▶ Stated problem:
Output each entry that follows exactly. Images stay out.

▶ Provided material:
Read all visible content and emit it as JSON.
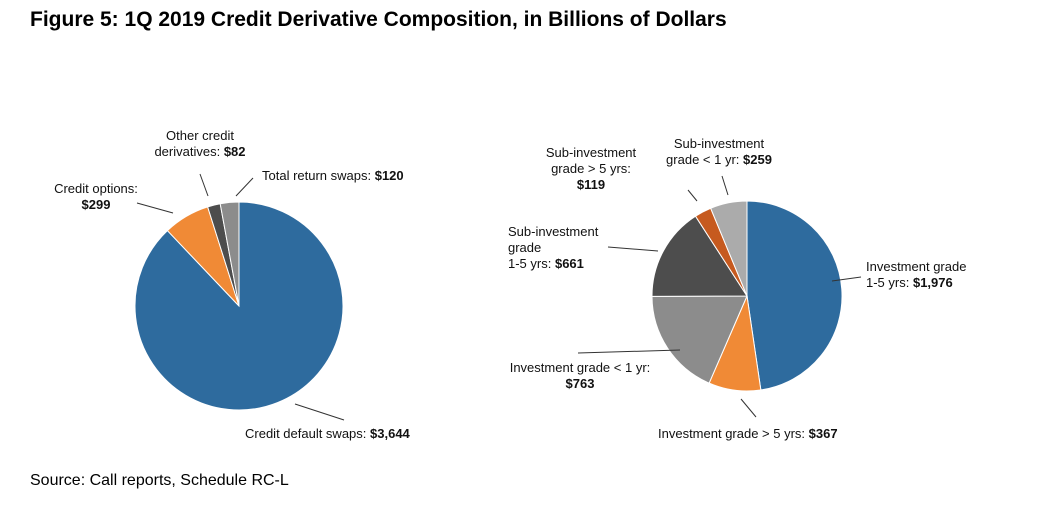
{
  "title": "Figure 5: 1Q 2019 Credit Derivative Composition, in Billions of Dollars",
  "source": "Source: Call reports, Schedule RC-L",
  "colors": {
    "blue": "#2e6b9e",
    "orange": "#f08a36",
    "dark_gray": "#4d4d4d",
    "mid_gray": "#8c8c8c",
    "light_gray": "#ababab",
    "rust": "#c65a1f",
    "leader": "#333333"
  },
  "chart_data": [
    {
      "type": "pie",
      "title": "",
      "slices": [
        {
          "name": "Credit default swaps",
          "value": 3644,
          "display": "$3,644",
          "color": "#2e6b9e",
          "label_lines": [],
          "value_line": "Credit default swaps: "
        },
        {
          "name": "Credit options",
          "value": 299,
          "display": "$299",
          "color": "#f08a36",
          "label_lines": [
            "Credit options:"
          ],
          "value_line": ""
        },
        {
          "name": "Other credit derivatives",
          "value": 82,
          "display": "$82",
          "color": "#4d4d4d",
          "label_lines": [
            "Other credit"
          ],
          "value_line": "derivatives: "
        },
        {
          "name": "Total return swaps",
          "value": 120,
          "display": "$120",
          "color": "#8c8c8c",
          "label_lines": [],
          "value_line": "Total return swaps: "
        }
      ]
    },
    {
      "type": "pie",
      "title": "",
      "slices": [
        {
          "name": "Investment grade 1-5 yrs",
          "value": 1976,
          "display": "$1,976",
          "color": "#2e6b9e",
          "label_lines": [
            "Investment grade"
          ],
          "value_line": "1-5 yrs: "
        },
        {
          "name": "Investment grade > 5 yrs",
          "value": 367,
          "display": "$367",
          "color": "#f08a36",
          "label_lines": [],
          "value_line": "Investment grade > 5 yrs: "
        },
        {
          "name": "Investment grade < 1 yr",
          "value": 763,
          "display": "$763",
          "color": "#8c8c8c",
          "label_lines": [
            "Investment grade < 1 yr:"
          ],
          "value_line": ""
        },
        {
          "name": "Sub-investment grade 1-5 yrs",
          "value": 661,
          "display": "$661",
          "color": "#4d4d4d",
          "label_lines": [
            "Sub-investment",
            "grade"
          ],
          "value_line": "1-5 yrs: "
        },
        {
          "name": "Sub-investment grade > 5 yrs",
          "value": 119,
          "display": "$119",
          "color": "#c65a1f",
          "label_lines": [
            "Sub-investment",
            "grade > 5 yrs:"
          ],
          "value_line": ""
        },
        {
          "name": "Sub-investment grade < 1 yr",
          "value": 259,
          "display": "$259",
          "color": "#ababab",
          "label_lines": [
            "Sub-investment"
          ],
          "value_line": "grade  < 1 yr: "
        }
      ]
    }
  ]
}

▶ Response for this exercise:
Read all visible content and emit it as JSON.
{
  "title": "Figure 5: 1Q 2019 Credit Derivative Composition, in Billions of Dollars",
  "source": "Source: Call reports, Schedule RC-L",
  "colors": {
    "blue": "#2e6b9e",
    "orange": "#f08a36",
    "dark_gray": "#4d4d4d",
    "mid_gray": "#8c8c8c",
    "light_gray": "#ababab",
    "rust": "#c65a1f",
    "leader": "#333333"
  },
  "chart_data": [
    {
      "type": "pie",
      "title": "",
      "slices": [
        {
          "name": "Credit default swaps",
          "value": 3644,
          "display": "$3,644",
          "color": "#2e6b9e",
          "label_lines": [],
          "value_line": "Credit default swaps: "
        },
        {
          "name": "Credit options",
          "value": 299,
          "display": "$299",
          "color": "#f08a36",
          "label_lines": [
            "Credit options:"
          ],
          "value_line": ""
        },
        {
          "name": "Other credit derivatives",
          "value": 82,
          "display": "$82",
          "color": "#4d4d4d",
          "label_lines": [
            "Other credit"
          ],
          "value_line": "derivatives: "
        },
        {
          "name": "Total return swaps",
          "value": 120,
          "display": "$120",
          "color": "#8c8c8c",
          "label_lines": [],
          "value_line": "Total return swaps: "
        }
      ]
    },
    {
      "type": "pie",
      "title": "",
      "slices": [
        {
          "name": "Investment grade 1-5 yrs",
          "value": 1976,
          "display": "$1,976",
          "color": "#2e6b9e",
          "label_lines": [
            "Investment grade"
          ],
          "value_line": "1-5 yrs: "
        },
        {
          "name": "Investment grade > 5 yrs",
          "value": 367,
          "display": "$367",
          "color": "#f08a36",
          "label_lines": [],
          "value_line": "Investment grade > 5 yrs: "
        },
        {
          "name": "Investment grade < 1 yr",
          "value": 763,
          "display": "$763",
          "color": "#8c8c8c",
          "label_lines": [
            "Investment grade < 1 yr:"
          ],
          "value_line": ""
        },
        {
          "name": "Sub-investment grade 1-5 yrs",
          "value": 661,
          "display": "$661",
          "color": "#4d4d4d",
          "label_lines": [
            "Sub-investment",
            "grade"
          ],
          "value_line": "1-5 yrs: "
        },
        {
          "name": "Sub-investment grade > 5 yrs",
          "value": 119,
          "display": "$119",
          "color": "#c65a1f",
          "label_lines": [
            "Sub-investment",
            "grade > 5 yrs:"
          ],
          "value_line": ""
        },
        {
          "name": "Sub-investment grade < 1 yr",
          "value": 259,
          "display": "$259",
          "color": "#ababab",
          "label_lines": [
            "Sub-investment"
          ],
          "value_line": "grade  < 1 yr: "
        }
      ]
    }
  ]
}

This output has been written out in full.